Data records
= Beginning of Section =
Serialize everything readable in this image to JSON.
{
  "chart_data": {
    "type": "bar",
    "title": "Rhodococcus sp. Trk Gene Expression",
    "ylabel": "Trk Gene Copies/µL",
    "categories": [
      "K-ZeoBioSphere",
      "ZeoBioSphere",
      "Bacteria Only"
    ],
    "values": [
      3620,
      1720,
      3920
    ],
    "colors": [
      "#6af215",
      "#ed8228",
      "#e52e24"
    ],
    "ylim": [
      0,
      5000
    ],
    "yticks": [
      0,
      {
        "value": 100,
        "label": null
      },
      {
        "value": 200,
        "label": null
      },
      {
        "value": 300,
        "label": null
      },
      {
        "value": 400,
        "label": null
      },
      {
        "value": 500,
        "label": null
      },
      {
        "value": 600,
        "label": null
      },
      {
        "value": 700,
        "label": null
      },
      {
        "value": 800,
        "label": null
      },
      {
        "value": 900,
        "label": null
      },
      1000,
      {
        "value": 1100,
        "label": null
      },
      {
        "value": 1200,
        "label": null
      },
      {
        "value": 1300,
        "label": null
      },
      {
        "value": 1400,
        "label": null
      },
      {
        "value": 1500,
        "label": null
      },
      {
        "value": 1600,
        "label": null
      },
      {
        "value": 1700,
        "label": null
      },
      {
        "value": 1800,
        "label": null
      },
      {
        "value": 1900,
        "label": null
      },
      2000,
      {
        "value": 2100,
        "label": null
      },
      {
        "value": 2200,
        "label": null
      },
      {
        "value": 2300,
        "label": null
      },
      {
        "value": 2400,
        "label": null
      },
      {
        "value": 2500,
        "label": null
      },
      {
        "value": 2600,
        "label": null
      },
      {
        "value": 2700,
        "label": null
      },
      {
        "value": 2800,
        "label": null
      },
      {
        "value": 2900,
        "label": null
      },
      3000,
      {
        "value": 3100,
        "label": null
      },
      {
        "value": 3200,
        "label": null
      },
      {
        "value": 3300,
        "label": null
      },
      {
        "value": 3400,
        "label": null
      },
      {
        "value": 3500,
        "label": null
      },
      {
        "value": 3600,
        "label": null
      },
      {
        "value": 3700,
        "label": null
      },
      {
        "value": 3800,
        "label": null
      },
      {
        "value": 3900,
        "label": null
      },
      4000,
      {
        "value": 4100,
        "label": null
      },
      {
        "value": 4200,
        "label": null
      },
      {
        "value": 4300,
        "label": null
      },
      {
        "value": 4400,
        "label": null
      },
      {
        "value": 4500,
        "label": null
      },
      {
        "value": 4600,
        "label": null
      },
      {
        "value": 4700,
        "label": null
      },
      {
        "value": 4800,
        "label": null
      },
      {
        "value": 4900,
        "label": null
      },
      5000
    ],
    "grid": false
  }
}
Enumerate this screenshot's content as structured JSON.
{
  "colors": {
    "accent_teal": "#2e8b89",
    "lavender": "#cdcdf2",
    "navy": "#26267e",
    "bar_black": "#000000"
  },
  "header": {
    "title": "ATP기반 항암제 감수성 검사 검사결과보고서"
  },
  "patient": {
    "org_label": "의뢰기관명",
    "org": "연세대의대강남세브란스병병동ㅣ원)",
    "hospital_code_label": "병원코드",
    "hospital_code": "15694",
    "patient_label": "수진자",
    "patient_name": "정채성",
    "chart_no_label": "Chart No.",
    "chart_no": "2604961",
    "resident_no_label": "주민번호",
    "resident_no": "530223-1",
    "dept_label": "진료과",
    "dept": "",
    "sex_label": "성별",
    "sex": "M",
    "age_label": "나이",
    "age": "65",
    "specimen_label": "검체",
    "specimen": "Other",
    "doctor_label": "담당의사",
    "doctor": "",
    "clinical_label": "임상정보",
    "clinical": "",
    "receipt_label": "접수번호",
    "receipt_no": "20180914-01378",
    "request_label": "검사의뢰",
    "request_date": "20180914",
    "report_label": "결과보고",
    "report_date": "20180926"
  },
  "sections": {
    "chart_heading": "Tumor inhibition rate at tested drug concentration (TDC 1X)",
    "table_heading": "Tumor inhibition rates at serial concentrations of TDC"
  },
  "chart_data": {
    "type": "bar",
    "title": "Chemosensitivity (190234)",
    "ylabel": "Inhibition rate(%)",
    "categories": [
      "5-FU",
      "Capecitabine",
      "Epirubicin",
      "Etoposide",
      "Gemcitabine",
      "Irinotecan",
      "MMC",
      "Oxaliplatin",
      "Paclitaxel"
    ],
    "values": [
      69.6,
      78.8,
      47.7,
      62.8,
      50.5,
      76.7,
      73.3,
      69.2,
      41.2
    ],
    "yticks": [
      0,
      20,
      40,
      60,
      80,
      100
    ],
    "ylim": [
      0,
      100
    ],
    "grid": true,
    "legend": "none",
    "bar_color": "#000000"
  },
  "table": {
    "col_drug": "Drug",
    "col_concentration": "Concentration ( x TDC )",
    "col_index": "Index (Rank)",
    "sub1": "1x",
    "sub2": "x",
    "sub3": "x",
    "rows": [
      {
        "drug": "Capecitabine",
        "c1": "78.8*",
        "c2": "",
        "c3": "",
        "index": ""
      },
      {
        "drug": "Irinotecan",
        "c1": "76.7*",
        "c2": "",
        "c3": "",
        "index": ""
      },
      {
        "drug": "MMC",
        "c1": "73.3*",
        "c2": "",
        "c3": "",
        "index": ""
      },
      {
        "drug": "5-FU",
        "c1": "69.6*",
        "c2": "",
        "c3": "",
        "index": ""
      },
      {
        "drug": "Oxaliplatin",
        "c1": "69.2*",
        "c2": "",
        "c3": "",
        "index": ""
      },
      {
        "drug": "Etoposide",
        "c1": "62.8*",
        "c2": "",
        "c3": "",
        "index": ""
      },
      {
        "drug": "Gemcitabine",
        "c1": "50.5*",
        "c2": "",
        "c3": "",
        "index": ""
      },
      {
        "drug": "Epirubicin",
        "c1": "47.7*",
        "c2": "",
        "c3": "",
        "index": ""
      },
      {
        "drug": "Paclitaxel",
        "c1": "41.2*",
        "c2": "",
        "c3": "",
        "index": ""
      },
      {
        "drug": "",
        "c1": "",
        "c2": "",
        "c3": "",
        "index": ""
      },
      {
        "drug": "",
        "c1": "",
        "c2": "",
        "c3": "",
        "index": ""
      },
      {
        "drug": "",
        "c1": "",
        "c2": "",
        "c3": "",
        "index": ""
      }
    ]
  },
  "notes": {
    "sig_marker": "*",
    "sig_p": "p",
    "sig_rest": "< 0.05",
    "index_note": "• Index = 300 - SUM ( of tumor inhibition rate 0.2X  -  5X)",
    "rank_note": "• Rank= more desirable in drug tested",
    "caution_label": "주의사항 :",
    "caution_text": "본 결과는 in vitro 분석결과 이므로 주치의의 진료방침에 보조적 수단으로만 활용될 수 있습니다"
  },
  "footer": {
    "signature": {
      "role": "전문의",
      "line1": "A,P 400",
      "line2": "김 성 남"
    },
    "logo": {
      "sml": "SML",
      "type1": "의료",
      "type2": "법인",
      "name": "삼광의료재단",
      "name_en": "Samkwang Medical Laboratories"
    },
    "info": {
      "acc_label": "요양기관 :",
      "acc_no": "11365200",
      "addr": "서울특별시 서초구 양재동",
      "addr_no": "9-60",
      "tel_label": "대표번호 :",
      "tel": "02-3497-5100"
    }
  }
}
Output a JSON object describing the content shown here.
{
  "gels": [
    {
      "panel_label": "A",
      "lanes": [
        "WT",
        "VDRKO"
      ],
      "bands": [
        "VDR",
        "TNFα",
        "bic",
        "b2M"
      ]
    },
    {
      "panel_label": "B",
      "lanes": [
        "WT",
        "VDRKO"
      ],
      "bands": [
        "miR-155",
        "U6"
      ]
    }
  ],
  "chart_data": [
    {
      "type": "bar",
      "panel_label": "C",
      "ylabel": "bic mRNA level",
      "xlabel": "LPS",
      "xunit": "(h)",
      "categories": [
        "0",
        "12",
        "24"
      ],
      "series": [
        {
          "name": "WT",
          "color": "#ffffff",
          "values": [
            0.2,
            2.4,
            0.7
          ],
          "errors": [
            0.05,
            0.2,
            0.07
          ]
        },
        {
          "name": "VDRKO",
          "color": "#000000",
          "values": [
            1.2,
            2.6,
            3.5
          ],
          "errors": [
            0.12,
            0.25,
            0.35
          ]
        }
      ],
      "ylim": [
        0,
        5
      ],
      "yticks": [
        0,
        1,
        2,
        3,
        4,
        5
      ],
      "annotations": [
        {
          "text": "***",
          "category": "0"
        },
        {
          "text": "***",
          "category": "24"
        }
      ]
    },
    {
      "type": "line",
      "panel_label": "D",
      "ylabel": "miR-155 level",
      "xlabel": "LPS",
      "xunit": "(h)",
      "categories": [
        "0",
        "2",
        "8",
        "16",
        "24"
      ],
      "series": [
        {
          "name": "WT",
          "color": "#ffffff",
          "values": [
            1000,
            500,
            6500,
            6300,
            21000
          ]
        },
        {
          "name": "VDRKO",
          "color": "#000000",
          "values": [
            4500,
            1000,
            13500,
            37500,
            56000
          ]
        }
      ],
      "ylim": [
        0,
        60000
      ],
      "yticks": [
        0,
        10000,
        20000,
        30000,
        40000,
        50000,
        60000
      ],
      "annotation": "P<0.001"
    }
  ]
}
= End of Section =
**About this exercise**.
For the records above, state how many lines contain "tested", and nothing more.

**Task output**.
2